- **Problem statement**
Give the listing again exactly, omitting its images.

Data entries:
◆ ◆ ◆ ◆ ◆ ◆ ◆
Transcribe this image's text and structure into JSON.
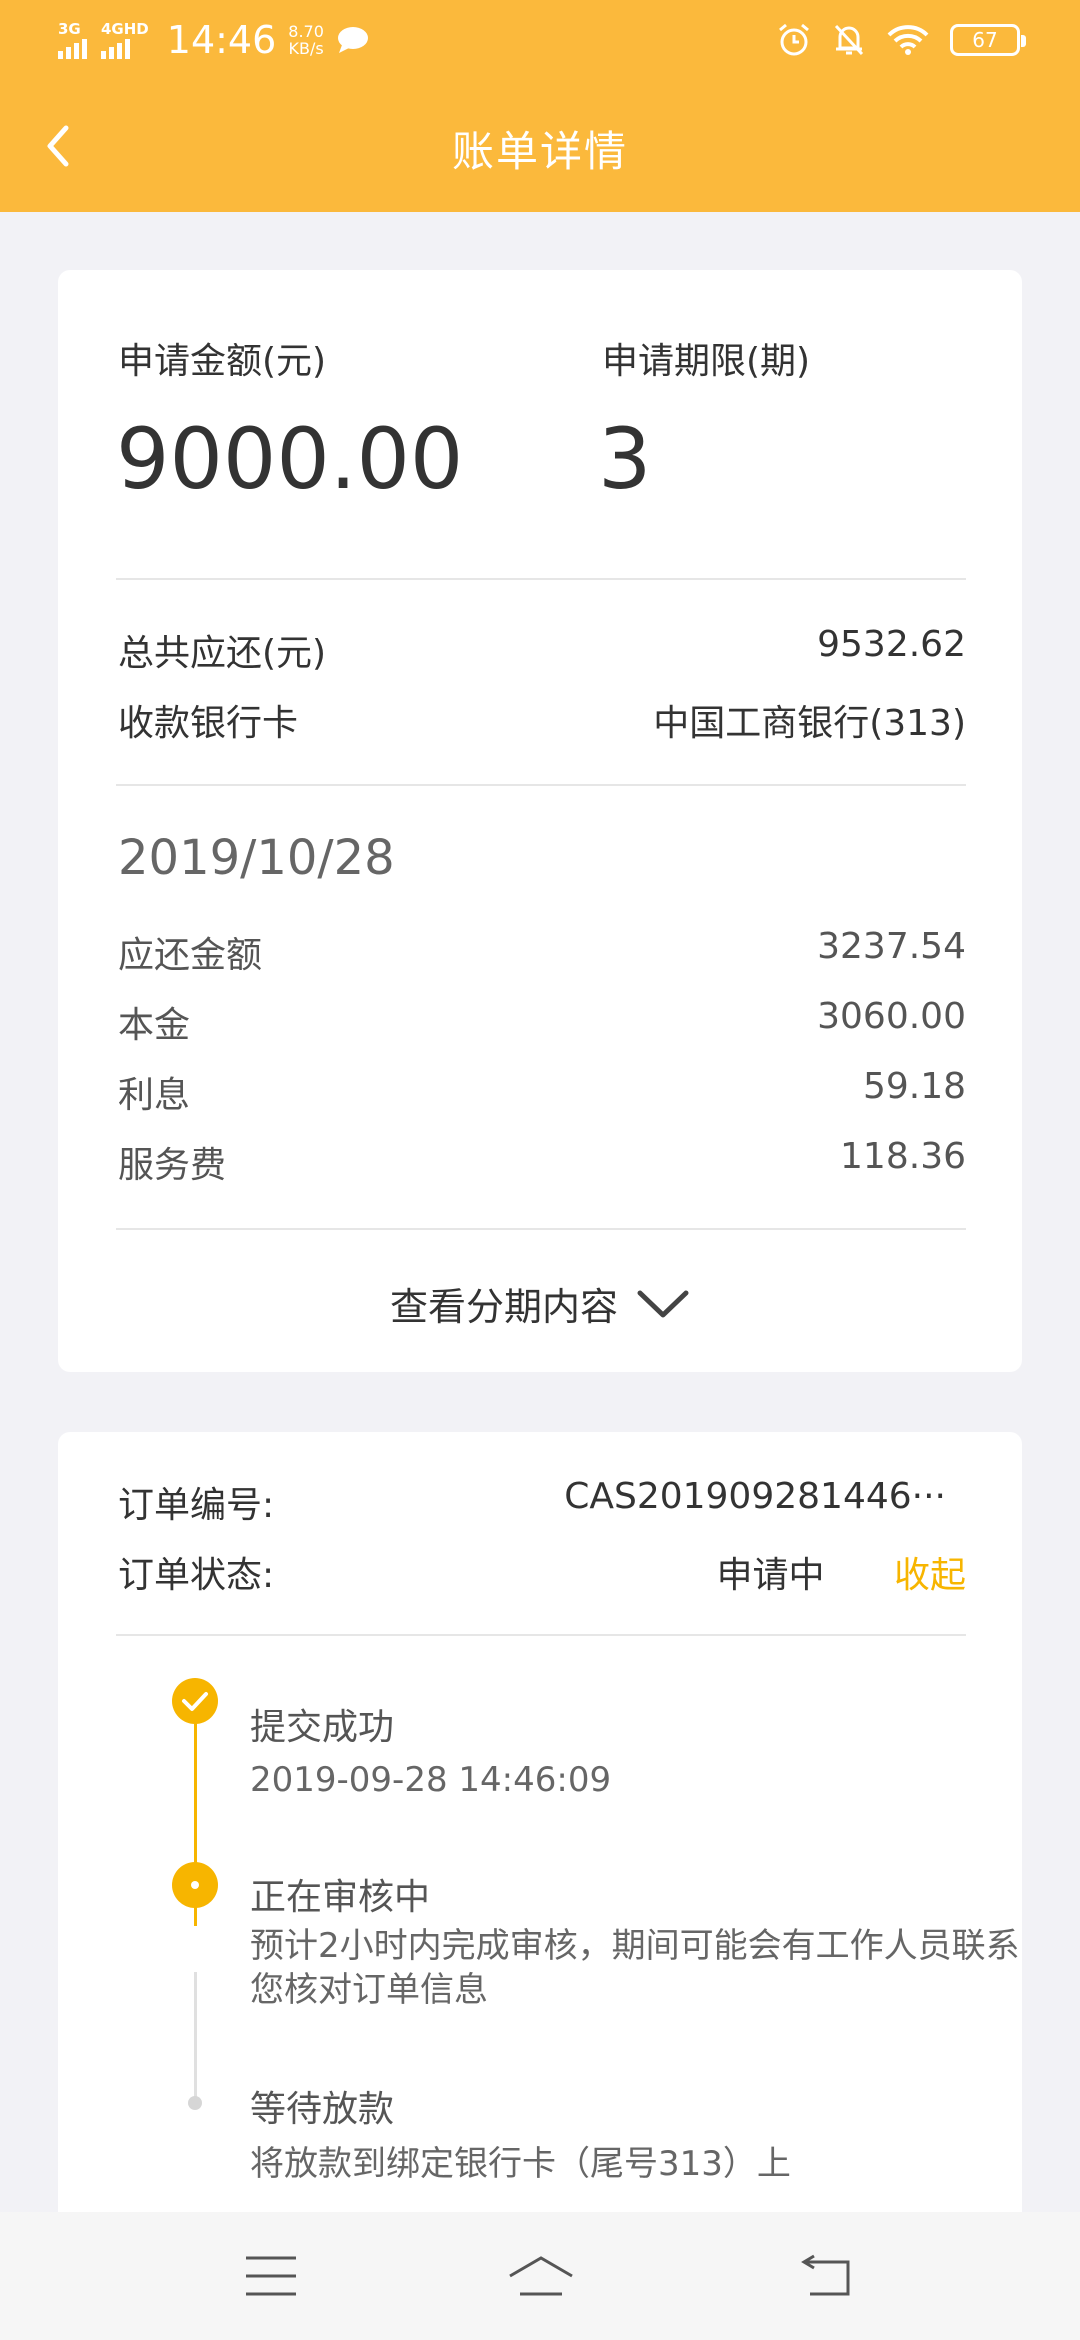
{
  "status_bar": {
    "signal1": "3G",
    "signal2": "4GHD",
    "time": "14:46",
    "speed_value": "8.70",
    "speed_unit": "KB/s",
    "battery": "67",
    "icons": [
      "chat-bubble-icon",
      "alarm-icon",
      "mute-bell-icon",
      "wifi-icon",
      "battery-icon"
    ]
  },
  "header": {
    "title": "账单详情",
    "back_icon": "chevron-left-icon",
    "color": "#fbb93c"
  },
  "summary": {
    "amount_label": "申请金额(元)",
    "amount_value": "9000.00",
    "term_label": "申请期限(期)",
    "term_value": "3",
    "total_label": "总共应还(元)",
    "total_value": "9532.62",
    "card_label": "收款银行卡",
    "card_value": "中国工商银行(313)"
  },
  "installment": {
    "date": "2019/10/28",
    "rows": [
      {
        "label": "应还金额",
        "value": "3237.54"
      },
      {
        "label": "本金",
        "value": "3060.00"
      },
      {
        "label": "利息",
        "value": "59.18"
      },
      {
        "label": "服务费",
        "value": "118.36"
      }
    ],
    "expand_label": "查看分期内容",
    "expand_icon": "chevron-down-icon"
  },
  "order": {
    "number_label": "订单编号:",
    "number_value": "CAS201909281446···",
    "status_label": "订单状态:",
    "status_value": "申请中",
    "collapse_label": "收起",
    "accent_color": "#f7b500"
  },
  "timeline": [
    {
      "title": "提交成功",
      "sub": "2019-09-28 14:46:09",
      "state": "done"
    },
    {
      "title": "正在审核中",
      "sub": "预计2小时内完成审核，期间可能会有工作人员联系您核对订单信息",
      "state": "active"
    },
    {
      "title": "等待放款",
      "sub": "将放款到绑定银行卡（尾号313）上",
      "state": "pending"
    }
  ],
  "nav_bar": {
    "icons": [
      "menu-icon",
      "home-icon",
      "back-arrow-icon"
    ]
  }
}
◆ ◆ ◆ ◆ ◆ ◆ ◆
- **Exercise solution**
Transcribe this image's text and structure into JSON.
{
  "status_bar": {
    "signal1": "3G",
    "signal2": "4GHD",
    "time": "14:46",
    "speed_value": "8.70",
    "speed_unit": "KB/s",
    "battery": "67",
    "icons": [
      "chat-bubble-icon",
      "alarm-icon",
      "mute-bell-icon",
      "wifi-icon",
      "battery-icon"
    ]
  },
  "header": {
    "title": "账单详情",
    "back_icon": "chevron-left-icon",
    "color": "#fbb93c"
  },
  "summary": {
    "amount_label": "申请金额(元)",
    "amount_value": "9000.00",
    "term_label": "申请期限(期)",
    "term_value": "3",
    "total_label": "总共应还(元)",
    "total_value": "9532.62",
    "card_label": "收款银行卡",
    "card_value": "中国工商银行(313)"
  },
  "installment": {
    "date": "2019/10/28",
    "rows": [
      {
        "label": "应还金额",
        "value": "3237.54"
      },
      {
        "label": "本金",
        "value": "3060.00"
      },
      {
        "label": "利息",
        "value": "59.18"
      },
      {
        "label": "服务费",
        "value": "118.36"
      }
    ],
    "expand_label": "查看分期内容",
    "expand_icon": "chevron-down-icon"
  },
  "order": {
    "number_label": "订单编号:",
    "number_value": "CAS201909281446···",
    "status_label": "订单状态:",
    "status_value": "申请中",
    "collapse_label": "收起",
    "accent_color": "#f7b500"
  },
  "timeline": [
    {
      "title": "提交成功",
      "sub": "2019-09-28 14:46:09",
      "state": "done"
    },
    {
      "title": "正在审核中",
      "sub": "预计2小时内完成审核，期间可能会有工作人员联系您核对订单信息",
      "state": "active"
    },
    {
      "title": "等待放款",
      "sub": "将放款到绑定银行卡（尾号313）上",
      "state": "pending"
    }
  ],
  "nav_bar": {
    "icons": [
      "menu-icon",
      "home-icon",
      "back-arrow-icon"
    ]
  }
}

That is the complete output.